→ WRITTEN PROBLEM: Reproduce each line bearing the word "marker".

▬▬▬

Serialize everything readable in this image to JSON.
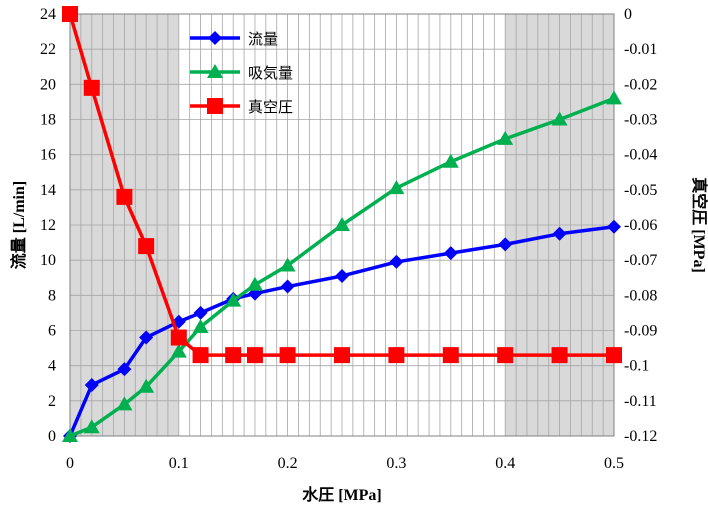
{
  "chart_data": {
    "type": "line",
    "xlabel": "水圧 [MPa]",
    "ylabel": "流量 [L/min]",
    "y2label": "真空圧 [MPa]",
    "xlim": [
      0,
      0.5
    ],
    "ylim": [
      0,
      24
    ],
    "y2lim": [
      -0.12,
      0
    ],
    "xticks": [
      "0",
      "0.1",
      "0.2",
      "0.3",
      "0.4",
      "0.5"
    ],
    "yticks": [
      "0",
      "2",
      "4",
      "6",
      "8",
      "10",
      "12",
      "14",
      "16",
      "18",
      "20",
      "22",
      "24"
    ],
    "y2ticks": [
      "0",
      "-0.01",
      "-0.02",
      "-0.03",
      "-0.04",
      "-0.05",
      "-0.06",
      "-0.07",
      "-0.08",
      "-0.09",
      "-0.1",
      "-0.11",
      "-0.12"
    ],
    "grid": true,
    "shaded_x_ranges": [
      [
        0,
        0.1
      ],
      [
        0.4,
        0.5
      ]
    ],
    "legend_position": "top-left",
    "series": [
      {
        "name": "流量",
        "axis": "left",
        "color": "#0000ff",
        "marker": "diamond",
        "x": [
          0,
          0.02,
          0.05,
          0.07,
          0.1,
          0.12,
          0.15,
          0.17,
          0.2,
          0.25,
          0.3,
          0.35,
          0.4,
          0.45,
          0.5
        ],
        "y": [
          0,
          2.9,
          3.8,
          5.6,
          6.5,
          7.0,
          7.8,
          8.1,
          8.5,
          9.1,
          9.9,
          10.4,
          10.9,
          11.5,
          11.9
        ]
      },
      {
        "name": "吸気量",
        "axis": "left",
        "color": "#00b050",
        "marker": "triangle",
        "x": [
          0,
          0.02,
          0.05,
          0.07,
          0.1,
          0.12,
          0.15,
          0.17,
          0.2,
          0.25,
          0.3,
          0.35,
          0.4,
          0.45,
          0.5
        ],
        "y": [
          0,
          0.5,
          1.8,
          2.8,
          4.8,
          6.2,
          7.7,
          8.6,
          9.7,
          12.0,
          14.1,
          15.6,
          16.9,
          18.0,
          19.2
        ]
      },
      {
        "name": "真空圧",
        "axis": "right",
        "color": "#ff0000",
        "marker": "square",
        "x": [
          0,
          0.02,
          0.05,
          0.07,
          0.1,
          0.12,
          0.15,
          0.17,
          0.2,
          0.25,
          0.3,
          0.35,
          0.4,
          0.45,
          0.5
        ],
        "y": [
          0,
          -0.021,
          -0.052,
          -0.066,
          -0.092,
          -0.097,
          -0.097,
          -0.097,
          -0.097,
          -0.097,
          -0.097,
          -0.097,
          -0.097,
          -0.097,
          -0.097
        ]
      }
    ]
  }
}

▬▬▬

→ WRITTEN RESPONSE:
        "marker": "diamond",
        "marker": "triangle",
        "marker": "square",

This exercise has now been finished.